» EXERCISE REQUIREMENTS
Write the data below out exactly as it stands. Do not include the pictures.

» EXTRACTED ENTRIES
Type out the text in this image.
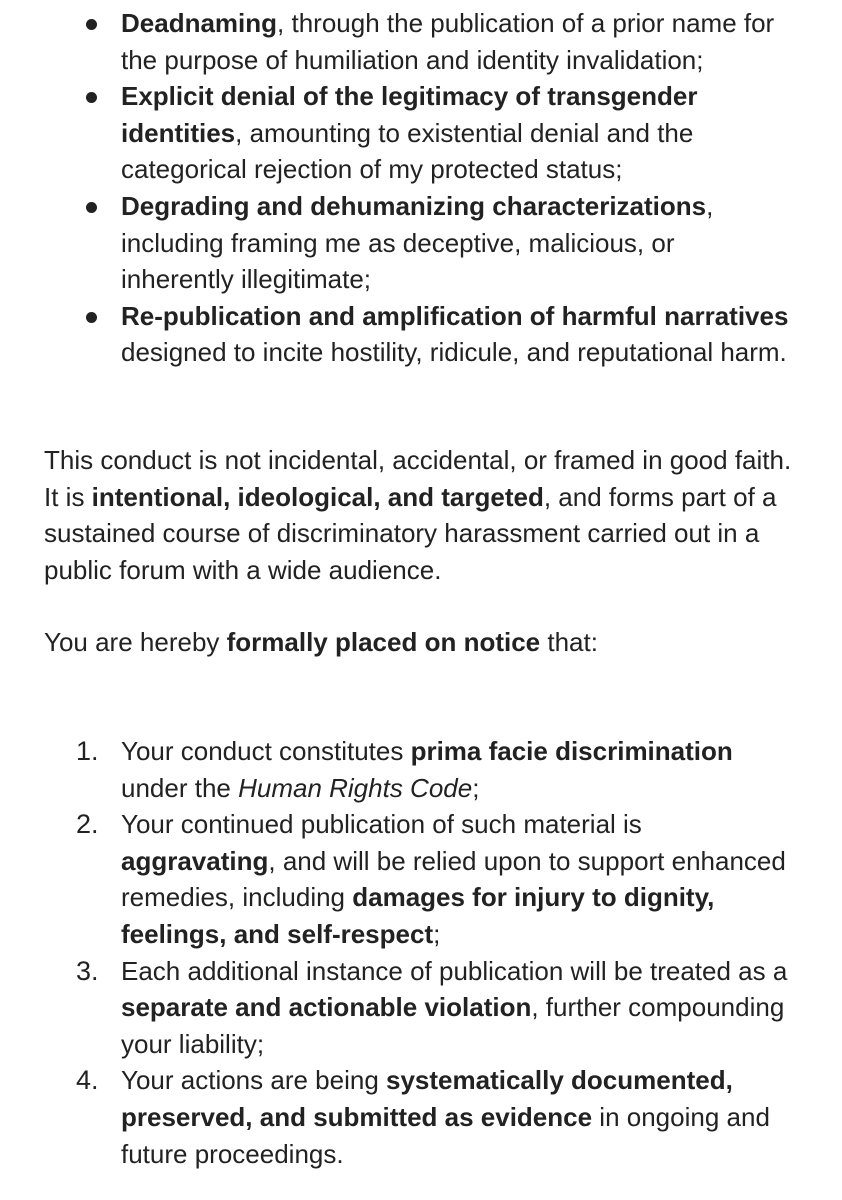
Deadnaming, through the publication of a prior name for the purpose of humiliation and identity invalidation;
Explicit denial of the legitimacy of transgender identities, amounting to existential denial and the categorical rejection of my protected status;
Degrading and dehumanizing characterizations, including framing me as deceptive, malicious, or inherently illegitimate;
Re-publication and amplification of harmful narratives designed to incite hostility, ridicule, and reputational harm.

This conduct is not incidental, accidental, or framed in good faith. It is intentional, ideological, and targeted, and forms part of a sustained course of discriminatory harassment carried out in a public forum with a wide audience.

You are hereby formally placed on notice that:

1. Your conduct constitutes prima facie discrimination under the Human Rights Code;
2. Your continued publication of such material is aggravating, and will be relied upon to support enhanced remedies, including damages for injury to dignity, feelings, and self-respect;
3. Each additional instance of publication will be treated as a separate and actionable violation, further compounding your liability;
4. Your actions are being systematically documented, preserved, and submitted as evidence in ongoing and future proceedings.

» OUTPUT
Type out the text in this image.
Deadnaming, through the publication of a prior name for the purpose of humiliation and identity invalidation;
Explicit denial of the legitimacy of transgender identities, amounting to existential denial and the categorical rejection of my protected status;
Degrading and dehumanizing characterizations, including framing me as deceptive, malicious, or inherently illegitimate;
Re-publication and amplification of harmful narratives designed to incite hostility, ridicule, and reputational harm.

This conduct is not incidental, accidental, or framed in good faith. It is intentional, ideological, and targeted, and forms part of a sustained course of discriminatory harassment carried out in a public forum with a wide audience.

You are hereby formally placed on notice that:

1. Your conduct constitutes prima facie discrimination under the Human Rights Code;
2. Your continued publication of such material is aggravating, and will be relied upon to support enhanced remedies, including damages for injury to dignity, feelings, and self-respect;
3. Each additional instance of publication will be treated as a separate and actionable violation, further compounding your liability;
4. Your actions are being systematically documented, preserved, and submitted as evidence in ongoing and future proceedings.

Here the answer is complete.